INPUT DATA:
┄┄┄┄┄┄

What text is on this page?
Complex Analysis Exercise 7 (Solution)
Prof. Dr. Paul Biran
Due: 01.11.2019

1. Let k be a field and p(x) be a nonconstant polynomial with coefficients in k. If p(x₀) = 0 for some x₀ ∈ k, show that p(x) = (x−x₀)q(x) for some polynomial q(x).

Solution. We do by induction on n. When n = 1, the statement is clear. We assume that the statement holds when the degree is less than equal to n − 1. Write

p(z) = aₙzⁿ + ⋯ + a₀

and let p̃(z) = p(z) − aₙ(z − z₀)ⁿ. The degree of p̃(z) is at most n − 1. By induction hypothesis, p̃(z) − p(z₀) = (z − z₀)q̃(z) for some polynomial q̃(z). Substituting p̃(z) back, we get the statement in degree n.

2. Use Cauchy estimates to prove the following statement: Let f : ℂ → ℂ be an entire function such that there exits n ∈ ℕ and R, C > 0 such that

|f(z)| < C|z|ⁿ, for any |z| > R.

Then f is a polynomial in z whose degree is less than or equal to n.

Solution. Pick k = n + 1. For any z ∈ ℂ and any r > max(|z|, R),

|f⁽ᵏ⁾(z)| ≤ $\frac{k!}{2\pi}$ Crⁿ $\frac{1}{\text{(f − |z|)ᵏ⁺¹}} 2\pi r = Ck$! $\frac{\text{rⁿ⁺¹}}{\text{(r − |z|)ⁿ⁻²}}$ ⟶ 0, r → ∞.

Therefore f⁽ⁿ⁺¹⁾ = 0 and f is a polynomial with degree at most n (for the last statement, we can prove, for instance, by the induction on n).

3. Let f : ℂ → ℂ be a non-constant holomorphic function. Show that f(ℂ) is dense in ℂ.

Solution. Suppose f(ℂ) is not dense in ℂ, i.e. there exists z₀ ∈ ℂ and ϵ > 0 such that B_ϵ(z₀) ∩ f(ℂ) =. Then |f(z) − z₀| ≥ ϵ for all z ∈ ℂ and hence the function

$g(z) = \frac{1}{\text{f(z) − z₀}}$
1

┄┄┄┄┄┄

WHAT THIS TASK INVOLVES: Return only those lines of the records that contain the string "equal".

REPLY:
Solution. We do by induction on n. When n = 1, the statement is clear. We assume that the statement holds when the degree is less than equal to n − 1. Write
Then f is a polynomial in z whose degree is less than or equal to n.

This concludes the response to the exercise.